■ DATA FOR THIS EXERCISE ■
========================

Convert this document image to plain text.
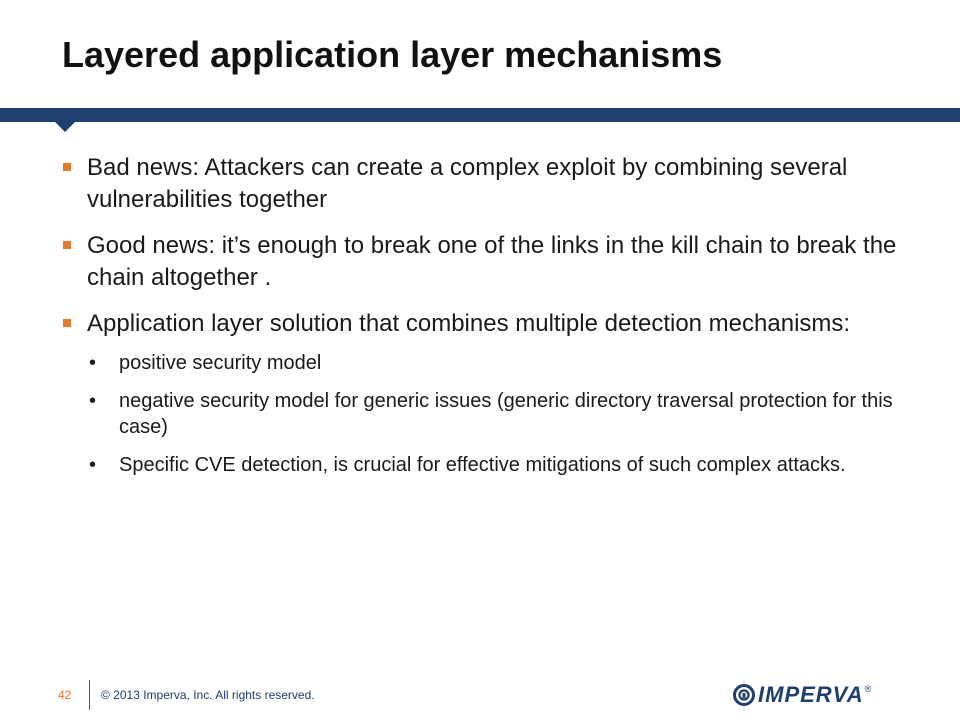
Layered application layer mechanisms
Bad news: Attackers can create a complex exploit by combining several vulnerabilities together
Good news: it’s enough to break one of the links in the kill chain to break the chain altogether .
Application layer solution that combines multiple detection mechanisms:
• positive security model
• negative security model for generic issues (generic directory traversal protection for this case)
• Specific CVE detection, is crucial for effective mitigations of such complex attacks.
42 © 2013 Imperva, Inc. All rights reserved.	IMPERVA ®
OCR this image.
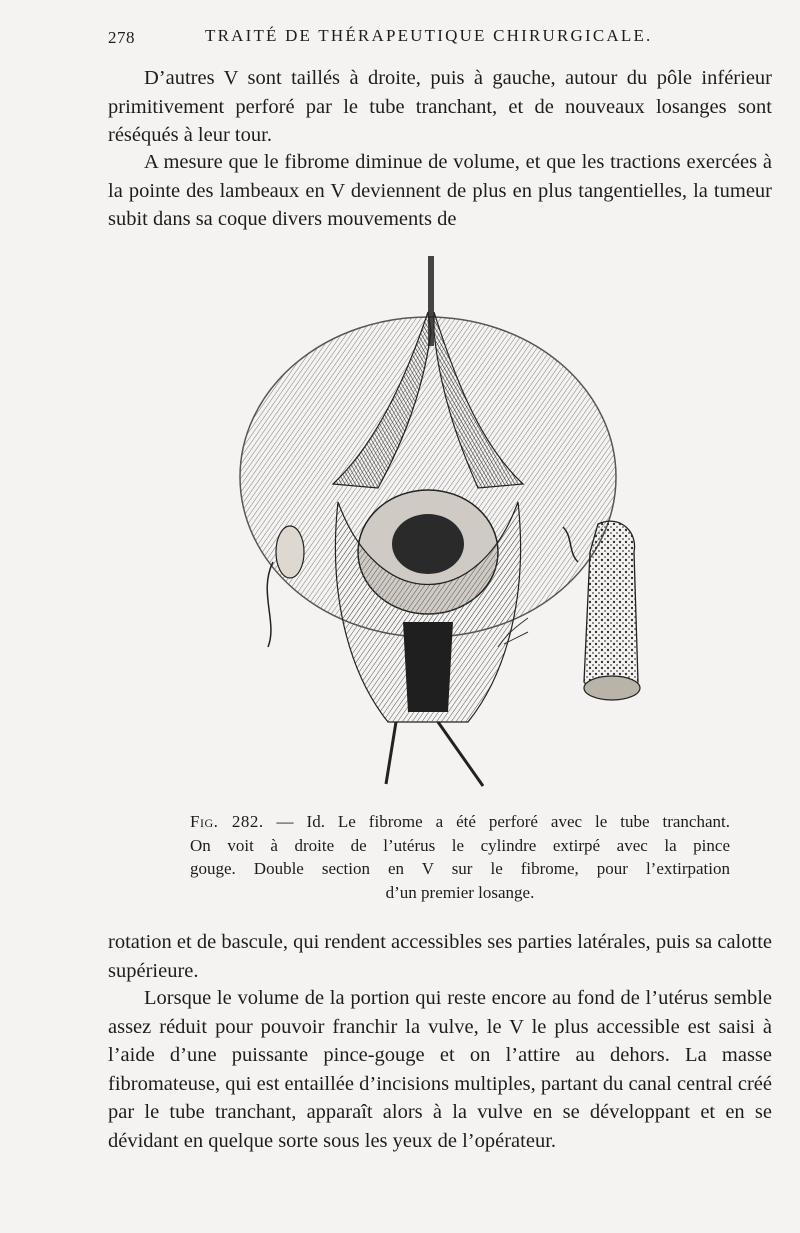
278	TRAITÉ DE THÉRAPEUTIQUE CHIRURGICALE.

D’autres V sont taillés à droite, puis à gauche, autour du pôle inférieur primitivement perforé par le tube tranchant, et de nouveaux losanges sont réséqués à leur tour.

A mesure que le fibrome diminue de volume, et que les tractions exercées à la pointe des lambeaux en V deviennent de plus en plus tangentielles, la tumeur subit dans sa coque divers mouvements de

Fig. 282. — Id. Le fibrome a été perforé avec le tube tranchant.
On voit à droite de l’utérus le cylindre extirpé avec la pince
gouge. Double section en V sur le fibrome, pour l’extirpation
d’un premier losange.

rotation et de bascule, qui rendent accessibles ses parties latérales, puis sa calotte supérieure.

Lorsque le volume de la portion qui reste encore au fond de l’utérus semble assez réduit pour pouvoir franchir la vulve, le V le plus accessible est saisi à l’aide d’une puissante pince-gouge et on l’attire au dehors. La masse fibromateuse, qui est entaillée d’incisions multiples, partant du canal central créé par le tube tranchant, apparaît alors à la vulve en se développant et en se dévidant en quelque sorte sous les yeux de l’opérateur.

========================

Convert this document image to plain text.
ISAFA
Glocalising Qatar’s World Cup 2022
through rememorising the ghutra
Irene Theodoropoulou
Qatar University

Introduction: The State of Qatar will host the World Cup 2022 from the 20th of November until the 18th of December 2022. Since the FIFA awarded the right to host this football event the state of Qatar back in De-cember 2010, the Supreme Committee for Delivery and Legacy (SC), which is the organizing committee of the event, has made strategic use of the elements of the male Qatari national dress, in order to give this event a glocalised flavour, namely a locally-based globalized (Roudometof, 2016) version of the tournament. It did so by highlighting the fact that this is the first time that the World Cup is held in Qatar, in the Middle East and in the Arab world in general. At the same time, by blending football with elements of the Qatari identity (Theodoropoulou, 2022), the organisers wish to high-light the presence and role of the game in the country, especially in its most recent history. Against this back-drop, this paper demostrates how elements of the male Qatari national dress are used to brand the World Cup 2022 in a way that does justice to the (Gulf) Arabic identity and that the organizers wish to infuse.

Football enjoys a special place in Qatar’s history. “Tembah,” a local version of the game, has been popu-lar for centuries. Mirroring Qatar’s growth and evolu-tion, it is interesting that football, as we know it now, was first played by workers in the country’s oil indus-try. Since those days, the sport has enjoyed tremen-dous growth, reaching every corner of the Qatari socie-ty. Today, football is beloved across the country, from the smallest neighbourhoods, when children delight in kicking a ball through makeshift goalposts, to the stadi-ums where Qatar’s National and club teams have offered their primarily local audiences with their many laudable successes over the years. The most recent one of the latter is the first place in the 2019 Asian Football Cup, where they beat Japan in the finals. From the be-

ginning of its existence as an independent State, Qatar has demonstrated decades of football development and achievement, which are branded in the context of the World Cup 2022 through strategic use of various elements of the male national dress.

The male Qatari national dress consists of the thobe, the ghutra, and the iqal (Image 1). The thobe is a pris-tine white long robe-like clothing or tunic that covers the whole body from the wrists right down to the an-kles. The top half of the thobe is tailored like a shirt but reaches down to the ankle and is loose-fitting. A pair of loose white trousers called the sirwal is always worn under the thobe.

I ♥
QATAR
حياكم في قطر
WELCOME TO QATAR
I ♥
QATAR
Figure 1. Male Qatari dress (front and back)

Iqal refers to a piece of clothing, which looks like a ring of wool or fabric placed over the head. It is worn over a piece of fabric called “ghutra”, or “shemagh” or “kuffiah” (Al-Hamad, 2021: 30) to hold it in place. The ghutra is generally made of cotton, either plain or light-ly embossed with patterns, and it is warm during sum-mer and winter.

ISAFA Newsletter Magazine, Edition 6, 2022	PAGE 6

========================

■ JOB ■
Count each line of the entries that holds the word "complex", then state the total and nothing more.

■ ANSWER ■
2